__Exercise material__.
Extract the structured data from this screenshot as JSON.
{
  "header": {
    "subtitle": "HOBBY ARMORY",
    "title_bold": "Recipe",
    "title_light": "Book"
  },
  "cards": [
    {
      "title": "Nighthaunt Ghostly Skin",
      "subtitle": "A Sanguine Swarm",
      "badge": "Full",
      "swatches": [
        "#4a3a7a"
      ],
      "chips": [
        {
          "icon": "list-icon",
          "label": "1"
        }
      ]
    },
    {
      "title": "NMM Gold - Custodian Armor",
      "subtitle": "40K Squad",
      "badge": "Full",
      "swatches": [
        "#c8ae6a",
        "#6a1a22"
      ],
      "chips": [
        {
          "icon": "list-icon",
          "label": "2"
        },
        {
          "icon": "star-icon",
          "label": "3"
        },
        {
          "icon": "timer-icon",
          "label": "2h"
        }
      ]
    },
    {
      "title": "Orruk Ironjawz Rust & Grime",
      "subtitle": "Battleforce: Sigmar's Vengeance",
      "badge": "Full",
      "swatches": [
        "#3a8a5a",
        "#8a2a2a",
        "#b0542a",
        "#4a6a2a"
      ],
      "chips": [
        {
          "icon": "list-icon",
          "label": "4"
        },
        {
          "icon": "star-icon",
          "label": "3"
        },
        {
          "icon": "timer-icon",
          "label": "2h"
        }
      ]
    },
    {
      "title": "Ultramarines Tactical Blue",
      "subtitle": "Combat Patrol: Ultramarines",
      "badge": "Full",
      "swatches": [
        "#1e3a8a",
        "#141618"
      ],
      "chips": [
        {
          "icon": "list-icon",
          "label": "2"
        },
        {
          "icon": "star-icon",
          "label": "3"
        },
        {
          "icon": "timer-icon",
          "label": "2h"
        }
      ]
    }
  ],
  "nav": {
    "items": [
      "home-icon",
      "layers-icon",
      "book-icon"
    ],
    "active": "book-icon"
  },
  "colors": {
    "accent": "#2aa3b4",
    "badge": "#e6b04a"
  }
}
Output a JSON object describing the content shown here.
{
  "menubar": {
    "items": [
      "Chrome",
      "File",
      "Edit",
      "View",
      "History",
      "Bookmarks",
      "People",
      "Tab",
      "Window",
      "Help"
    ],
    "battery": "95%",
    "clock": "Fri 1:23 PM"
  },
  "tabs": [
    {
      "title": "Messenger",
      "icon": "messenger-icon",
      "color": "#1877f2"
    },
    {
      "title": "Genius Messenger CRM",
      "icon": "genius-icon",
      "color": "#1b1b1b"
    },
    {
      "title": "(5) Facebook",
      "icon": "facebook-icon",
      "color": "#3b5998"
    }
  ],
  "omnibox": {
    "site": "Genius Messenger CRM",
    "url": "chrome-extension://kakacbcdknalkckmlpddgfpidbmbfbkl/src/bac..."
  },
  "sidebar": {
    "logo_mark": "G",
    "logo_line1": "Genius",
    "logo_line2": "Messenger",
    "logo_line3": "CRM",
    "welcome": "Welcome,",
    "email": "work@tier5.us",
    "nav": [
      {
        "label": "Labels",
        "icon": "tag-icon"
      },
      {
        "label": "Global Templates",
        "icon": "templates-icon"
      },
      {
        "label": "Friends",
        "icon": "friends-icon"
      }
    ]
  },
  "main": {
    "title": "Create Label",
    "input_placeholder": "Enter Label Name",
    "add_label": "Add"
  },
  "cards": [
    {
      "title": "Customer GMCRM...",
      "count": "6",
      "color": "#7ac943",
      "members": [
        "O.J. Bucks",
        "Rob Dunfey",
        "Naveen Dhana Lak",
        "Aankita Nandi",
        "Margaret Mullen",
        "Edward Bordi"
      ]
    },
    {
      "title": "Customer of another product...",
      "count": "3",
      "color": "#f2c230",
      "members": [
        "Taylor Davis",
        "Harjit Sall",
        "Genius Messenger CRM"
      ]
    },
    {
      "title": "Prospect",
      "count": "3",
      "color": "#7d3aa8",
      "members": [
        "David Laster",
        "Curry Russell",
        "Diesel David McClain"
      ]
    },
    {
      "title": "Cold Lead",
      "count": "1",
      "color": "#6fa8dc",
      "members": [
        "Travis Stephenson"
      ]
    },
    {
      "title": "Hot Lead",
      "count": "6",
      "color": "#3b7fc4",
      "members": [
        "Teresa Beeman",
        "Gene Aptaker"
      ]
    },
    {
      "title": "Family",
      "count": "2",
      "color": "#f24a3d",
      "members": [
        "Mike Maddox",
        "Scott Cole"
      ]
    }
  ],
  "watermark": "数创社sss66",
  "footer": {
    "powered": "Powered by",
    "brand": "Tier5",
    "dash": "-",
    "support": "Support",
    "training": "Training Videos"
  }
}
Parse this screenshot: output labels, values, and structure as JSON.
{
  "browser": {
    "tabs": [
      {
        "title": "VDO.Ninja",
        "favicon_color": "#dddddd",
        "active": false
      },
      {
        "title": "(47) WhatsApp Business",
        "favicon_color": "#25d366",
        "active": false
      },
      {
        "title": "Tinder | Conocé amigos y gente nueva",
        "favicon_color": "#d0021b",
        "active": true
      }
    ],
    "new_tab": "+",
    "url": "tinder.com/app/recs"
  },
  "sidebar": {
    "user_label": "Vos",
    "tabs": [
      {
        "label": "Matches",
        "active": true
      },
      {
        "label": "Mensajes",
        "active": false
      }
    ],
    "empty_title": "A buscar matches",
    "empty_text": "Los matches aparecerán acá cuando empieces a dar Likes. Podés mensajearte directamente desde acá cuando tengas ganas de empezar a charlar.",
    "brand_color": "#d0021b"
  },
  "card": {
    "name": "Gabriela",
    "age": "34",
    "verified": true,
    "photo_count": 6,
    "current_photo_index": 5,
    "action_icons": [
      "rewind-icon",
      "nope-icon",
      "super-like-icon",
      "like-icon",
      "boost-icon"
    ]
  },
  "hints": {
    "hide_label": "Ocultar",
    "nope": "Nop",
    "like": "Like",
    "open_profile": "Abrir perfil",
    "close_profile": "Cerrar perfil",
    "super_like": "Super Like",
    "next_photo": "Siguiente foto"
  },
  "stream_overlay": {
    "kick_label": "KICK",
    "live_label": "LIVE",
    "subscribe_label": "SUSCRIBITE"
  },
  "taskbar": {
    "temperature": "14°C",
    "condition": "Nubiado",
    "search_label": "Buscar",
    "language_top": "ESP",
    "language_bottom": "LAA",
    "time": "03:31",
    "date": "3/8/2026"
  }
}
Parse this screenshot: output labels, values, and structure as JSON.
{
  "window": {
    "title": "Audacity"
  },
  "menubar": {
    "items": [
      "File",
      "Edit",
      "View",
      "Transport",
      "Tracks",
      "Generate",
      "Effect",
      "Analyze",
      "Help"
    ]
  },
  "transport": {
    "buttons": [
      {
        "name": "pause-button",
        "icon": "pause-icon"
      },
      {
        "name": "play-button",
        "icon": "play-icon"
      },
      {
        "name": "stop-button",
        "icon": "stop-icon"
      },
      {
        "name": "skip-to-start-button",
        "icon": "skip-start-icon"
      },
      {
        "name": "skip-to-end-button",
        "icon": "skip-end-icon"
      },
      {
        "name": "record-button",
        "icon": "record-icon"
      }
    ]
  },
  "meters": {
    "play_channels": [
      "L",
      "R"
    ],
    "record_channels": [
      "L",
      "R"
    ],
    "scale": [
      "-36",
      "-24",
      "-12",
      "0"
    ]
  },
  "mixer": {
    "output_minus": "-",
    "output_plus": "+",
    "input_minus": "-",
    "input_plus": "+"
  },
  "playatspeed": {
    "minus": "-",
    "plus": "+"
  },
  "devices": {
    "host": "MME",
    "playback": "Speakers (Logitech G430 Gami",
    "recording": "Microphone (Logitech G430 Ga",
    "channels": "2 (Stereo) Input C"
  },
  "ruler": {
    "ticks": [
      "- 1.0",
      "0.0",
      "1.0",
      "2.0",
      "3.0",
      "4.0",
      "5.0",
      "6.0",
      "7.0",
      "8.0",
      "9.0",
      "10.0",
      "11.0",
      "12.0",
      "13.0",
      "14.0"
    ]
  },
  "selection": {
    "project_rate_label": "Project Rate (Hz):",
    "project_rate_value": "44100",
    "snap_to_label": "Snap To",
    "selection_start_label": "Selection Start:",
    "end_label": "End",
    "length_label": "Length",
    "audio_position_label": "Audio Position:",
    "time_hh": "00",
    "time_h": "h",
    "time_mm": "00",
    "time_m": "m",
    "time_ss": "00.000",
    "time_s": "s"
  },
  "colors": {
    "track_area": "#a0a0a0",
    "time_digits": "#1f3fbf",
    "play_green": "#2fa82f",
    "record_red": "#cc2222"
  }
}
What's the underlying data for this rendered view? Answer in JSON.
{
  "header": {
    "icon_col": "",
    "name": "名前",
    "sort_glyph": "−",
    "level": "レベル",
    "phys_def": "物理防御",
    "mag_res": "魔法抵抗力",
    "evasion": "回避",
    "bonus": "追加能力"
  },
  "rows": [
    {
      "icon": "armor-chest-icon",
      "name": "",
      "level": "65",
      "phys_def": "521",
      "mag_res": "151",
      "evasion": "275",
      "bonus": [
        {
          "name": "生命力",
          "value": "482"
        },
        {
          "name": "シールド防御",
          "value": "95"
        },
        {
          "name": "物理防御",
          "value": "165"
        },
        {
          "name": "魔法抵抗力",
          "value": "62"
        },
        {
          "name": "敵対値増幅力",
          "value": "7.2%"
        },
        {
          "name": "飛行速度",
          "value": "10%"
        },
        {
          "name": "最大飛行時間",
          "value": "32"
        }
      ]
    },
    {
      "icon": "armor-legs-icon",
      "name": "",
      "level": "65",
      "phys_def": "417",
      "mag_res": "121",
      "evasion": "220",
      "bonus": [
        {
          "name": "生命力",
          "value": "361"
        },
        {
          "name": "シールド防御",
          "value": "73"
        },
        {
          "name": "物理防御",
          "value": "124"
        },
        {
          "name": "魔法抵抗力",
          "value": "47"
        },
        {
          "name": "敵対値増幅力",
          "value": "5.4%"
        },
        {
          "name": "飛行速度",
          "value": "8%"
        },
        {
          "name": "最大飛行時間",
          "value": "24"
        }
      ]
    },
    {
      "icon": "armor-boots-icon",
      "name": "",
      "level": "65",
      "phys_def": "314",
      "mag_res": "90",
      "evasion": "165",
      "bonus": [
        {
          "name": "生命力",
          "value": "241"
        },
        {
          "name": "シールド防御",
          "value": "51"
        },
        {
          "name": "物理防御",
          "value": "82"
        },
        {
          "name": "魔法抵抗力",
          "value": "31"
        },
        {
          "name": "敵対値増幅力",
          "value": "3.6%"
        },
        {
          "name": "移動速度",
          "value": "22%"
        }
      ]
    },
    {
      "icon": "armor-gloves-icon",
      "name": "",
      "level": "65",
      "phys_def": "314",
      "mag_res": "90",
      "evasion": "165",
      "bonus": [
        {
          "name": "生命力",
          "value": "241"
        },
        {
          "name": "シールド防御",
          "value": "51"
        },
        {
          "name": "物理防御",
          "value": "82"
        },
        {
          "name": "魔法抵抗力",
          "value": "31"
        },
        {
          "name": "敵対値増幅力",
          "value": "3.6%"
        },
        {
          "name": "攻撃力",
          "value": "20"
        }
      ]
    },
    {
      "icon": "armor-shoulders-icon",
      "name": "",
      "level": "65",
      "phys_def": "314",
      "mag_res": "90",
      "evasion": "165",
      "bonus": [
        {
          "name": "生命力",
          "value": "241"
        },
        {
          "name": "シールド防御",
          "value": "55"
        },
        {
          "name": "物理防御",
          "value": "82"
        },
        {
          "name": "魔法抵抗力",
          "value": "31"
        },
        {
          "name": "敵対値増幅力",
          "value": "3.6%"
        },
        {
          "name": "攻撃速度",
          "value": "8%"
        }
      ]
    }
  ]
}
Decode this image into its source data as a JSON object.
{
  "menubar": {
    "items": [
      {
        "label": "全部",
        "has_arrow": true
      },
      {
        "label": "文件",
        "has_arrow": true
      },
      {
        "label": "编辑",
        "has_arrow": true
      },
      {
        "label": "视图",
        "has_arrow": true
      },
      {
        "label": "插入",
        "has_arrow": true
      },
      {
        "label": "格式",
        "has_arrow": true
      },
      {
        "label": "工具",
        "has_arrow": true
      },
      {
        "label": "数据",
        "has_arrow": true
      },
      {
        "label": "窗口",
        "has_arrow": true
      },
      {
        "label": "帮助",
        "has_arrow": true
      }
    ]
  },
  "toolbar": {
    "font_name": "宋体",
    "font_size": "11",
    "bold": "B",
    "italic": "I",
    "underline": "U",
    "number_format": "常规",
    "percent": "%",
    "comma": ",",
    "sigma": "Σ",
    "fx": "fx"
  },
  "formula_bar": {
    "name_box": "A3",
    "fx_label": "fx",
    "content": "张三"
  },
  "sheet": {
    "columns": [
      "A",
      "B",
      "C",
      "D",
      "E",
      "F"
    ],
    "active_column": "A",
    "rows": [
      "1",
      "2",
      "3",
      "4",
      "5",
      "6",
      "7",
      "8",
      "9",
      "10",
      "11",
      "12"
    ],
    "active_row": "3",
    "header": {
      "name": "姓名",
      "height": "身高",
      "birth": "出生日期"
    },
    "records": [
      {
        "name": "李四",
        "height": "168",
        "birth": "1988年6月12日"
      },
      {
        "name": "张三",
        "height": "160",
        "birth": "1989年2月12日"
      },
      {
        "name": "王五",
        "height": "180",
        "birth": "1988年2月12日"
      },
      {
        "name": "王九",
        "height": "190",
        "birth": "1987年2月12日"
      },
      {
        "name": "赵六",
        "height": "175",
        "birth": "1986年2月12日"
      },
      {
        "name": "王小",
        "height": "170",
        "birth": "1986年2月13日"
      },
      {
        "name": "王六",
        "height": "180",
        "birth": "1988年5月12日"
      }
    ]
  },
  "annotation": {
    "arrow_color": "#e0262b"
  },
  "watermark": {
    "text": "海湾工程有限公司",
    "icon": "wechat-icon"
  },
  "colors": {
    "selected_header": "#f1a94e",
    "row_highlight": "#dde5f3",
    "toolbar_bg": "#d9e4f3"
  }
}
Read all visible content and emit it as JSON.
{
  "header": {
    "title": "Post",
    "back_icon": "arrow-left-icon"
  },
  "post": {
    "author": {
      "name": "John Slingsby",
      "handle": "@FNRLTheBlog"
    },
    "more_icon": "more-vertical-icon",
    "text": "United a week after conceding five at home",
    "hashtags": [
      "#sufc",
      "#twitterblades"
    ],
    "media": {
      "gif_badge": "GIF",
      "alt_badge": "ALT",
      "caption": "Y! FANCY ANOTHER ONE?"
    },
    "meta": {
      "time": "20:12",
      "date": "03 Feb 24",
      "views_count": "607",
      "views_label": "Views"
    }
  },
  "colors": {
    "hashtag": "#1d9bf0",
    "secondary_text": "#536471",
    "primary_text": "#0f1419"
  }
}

__Problem description__.
In the entries above, find the line containing "Read all visible content and emit it as JSON.". Set down that line and every line after it through the last one, exactly and alone.

__Correct response__.
Read all visible content and emit it as JSON.
{
  "header": {
    "title": "Post",
    "back_icon": "arrow-left-icon"
  },
  "post": {
    "author": {
      "name": "John Slingsby",
      "handle": "@FNRLTheBlog"
    },
    "more_icon": "more-vertical-icon",
    "text": "United a week after conceding five at home",
    "hashtags": [
      "#sufc",
      "#twitterblades"
    ],
    "media": {
      "gif_badge": "GIF",
      "alt_badge": "ALT",
      "caption": "Y! FANCY ANOTHER ONE?"
    },
    "meta": {
      "time": "20:12",
      "date": "03 Feb 24",
      "views_count": "607",
      "views_label": "Views"
    }
  },
  "colors": {
    "hashtag": "#1d9bf0",
    "secondary_text": "#536471",
    "primary_text": "#0f1419"
  }
}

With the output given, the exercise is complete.